■ **Description of the task**:
Report all lines holding "Address".

■ **Records provided**:
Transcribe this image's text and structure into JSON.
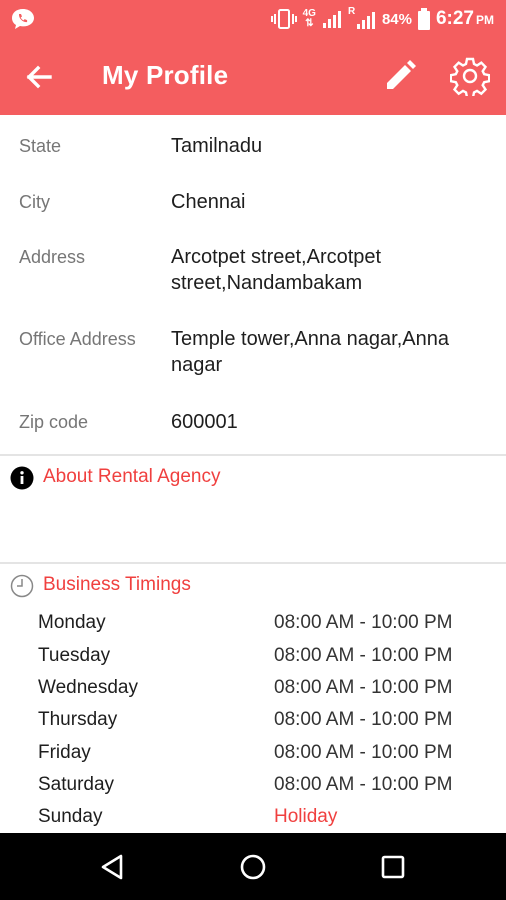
{
  "status_bar": {
    "network": "4G",
    "roaming": "R",
    "battery": "84%",
    "time": "6:27",
    "ampm": "PM"
  },
  "toolbar": {
    "title": "My Profile"
  },
  "profile": {
    "rows": [
      {
        "label": "State",
        "value": "Tamilnadu"
      },
      {
        "label": "City",
        "value": "Chennai"
      },
      {
        "label": "Address",
        "value": "Arcotpet street,Arcotpet street,Nandambakam"
      },
      {
        "label": "Office Address",
        "value": "Temple tower,Anna nagar,Anna nagar"
      },
      {
        "label": "Zip code",
        "value": "600001"
      }
    ]
  },
  "about": {
    "heading": "About Rental Agency"
  },
  "business_timings": {
    "heading": "Business Timings",
    "days": [
      {
        "day": "Monday",
        "hours": "08:00 AM - 10:00 PM"
      },
      {
        "day": "Tuesday",
        "hours": "08:00 AM - 10:00 PM"
      },
      {
        "day": "Wednesday",
        "hours": "08:00 AM - 10:00 PM"
      },
      {
        "day": "Thursday",
        "hours": "08:00 AM - 10:00 PM"
      },
      {
        "day": "Friday",
        "hours": "08:00 AM - 10:00 PM"
      },
      {
        "day": "Saturday",
        "hours": "08:00 AM - 10:00 PM"
      },
      {
        "day": "Sunday",
        "hours": "Holiday"
      }
    ]
  },
  "colors": {
    "primary": "#f45d5f",
    "accent_text": "#f0403f",
    "label_gray": "#767676"
  }
}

■ **Solution for this task**:
        "label": "Address",
        "label": "Office Address",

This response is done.